■ Input records ■
____________________
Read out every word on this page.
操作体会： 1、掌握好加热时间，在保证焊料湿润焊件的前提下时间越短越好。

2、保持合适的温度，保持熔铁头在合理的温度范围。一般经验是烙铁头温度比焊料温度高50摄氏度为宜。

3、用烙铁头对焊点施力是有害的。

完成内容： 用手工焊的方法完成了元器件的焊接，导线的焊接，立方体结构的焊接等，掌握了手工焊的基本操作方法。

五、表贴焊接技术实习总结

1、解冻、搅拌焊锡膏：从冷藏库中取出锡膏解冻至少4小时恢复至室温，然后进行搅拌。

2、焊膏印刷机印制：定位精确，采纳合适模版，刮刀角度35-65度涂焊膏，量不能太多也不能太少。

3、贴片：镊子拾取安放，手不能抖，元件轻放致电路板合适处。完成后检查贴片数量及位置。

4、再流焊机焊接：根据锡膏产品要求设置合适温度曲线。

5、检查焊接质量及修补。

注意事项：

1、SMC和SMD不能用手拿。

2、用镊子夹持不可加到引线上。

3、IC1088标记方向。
____________________
■ Direction ■
Please reproduce all of the entries exactly as they stand.

■ Solution ■
Read out every word on this page.
操作体会： 1、掌握好加热时间，在保证焊料湿润焊件的前提下时间越短越好。

2、保持合适的温度，保持熔铁头在合理的温度范围。一般经验是烙铁头温度比焊料温度高50摄氏度为宜。

3、用烙铁头对焊点施力是有害的。

完成内容： 用手工焊的方法完成了元器件的焊接，导线的焊接，立方体结构的焊接等，掌握了手工焊的基本操作方法。

五、表贴焊接技术实习总结

1、解冻、搅拌焊锡膏：从冷藏库中取出锡膏解冻至少4小时恢复至室温，然后进行搅拌。

2、焊膏印刷机印制：定位精确，采纳合适模版，刮刀角度35-65度涂焊膏，量不能太多也不能太少。

3、贴片：镊子拾取安放，手不能抖，元件轻放致电路板合适处。完成后检查贴片数量及位置。

4、再流焊机焊接：根据锡膏产品要求设置合适温度曲线。

5、检查焊接质量及修补。

注意事项：

1、SMC和SMD不能用手拿。

2、用镊子夹持不可加到引线上。

3、IC1088标记方向。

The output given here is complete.